▶ [WHAT NEEDS TO BE DONE]
Find the lines that contain the word "НАБОРА" and copy each one.

== DATA PROVIDED ==

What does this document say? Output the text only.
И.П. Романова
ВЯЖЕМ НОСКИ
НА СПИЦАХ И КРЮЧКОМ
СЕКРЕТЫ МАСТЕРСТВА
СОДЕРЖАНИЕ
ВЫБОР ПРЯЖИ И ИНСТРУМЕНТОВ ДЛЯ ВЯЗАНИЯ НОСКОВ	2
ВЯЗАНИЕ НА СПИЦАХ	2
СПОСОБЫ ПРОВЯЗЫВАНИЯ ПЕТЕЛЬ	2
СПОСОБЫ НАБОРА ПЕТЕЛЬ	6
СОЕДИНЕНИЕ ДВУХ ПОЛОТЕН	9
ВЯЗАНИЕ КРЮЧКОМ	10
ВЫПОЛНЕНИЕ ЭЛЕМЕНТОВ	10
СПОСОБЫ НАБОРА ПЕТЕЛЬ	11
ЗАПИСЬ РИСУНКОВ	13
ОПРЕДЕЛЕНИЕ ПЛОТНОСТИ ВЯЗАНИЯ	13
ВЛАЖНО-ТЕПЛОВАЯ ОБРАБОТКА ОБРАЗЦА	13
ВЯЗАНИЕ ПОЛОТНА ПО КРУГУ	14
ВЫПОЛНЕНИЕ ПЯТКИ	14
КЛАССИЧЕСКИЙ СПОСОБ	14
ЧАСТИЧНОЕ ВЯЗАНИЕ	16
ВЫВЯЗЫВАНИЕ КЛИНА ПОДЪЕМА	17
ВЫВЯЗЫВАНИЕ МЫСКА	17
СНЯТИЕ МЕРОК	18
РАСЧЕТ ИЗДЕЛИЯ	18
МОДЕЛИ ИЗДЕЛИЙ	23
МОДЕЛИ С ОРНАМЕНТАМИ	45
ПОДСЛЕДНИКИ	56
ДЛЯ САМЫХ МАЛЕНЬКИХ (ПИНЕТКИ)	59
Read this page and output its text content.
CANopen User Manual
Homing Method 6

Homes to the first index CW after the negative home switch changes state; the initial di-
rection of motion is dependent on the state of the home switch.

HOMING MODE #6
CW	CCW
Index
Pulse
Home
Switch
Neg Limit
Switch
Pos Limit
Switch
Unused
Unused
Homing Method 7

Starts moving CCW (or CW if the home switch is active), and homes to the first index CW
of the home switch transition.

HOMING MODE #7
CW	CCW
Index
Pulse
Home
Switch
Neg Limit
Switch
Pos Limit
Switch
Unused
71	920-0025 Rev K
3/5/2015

===

▶ [TASK SOLUTION]
СПОСОБЫ НАБОРА ПЕТЕЛЬ	6
СПОСОБЫ НАБОРА ПЕТЕЛЬ	11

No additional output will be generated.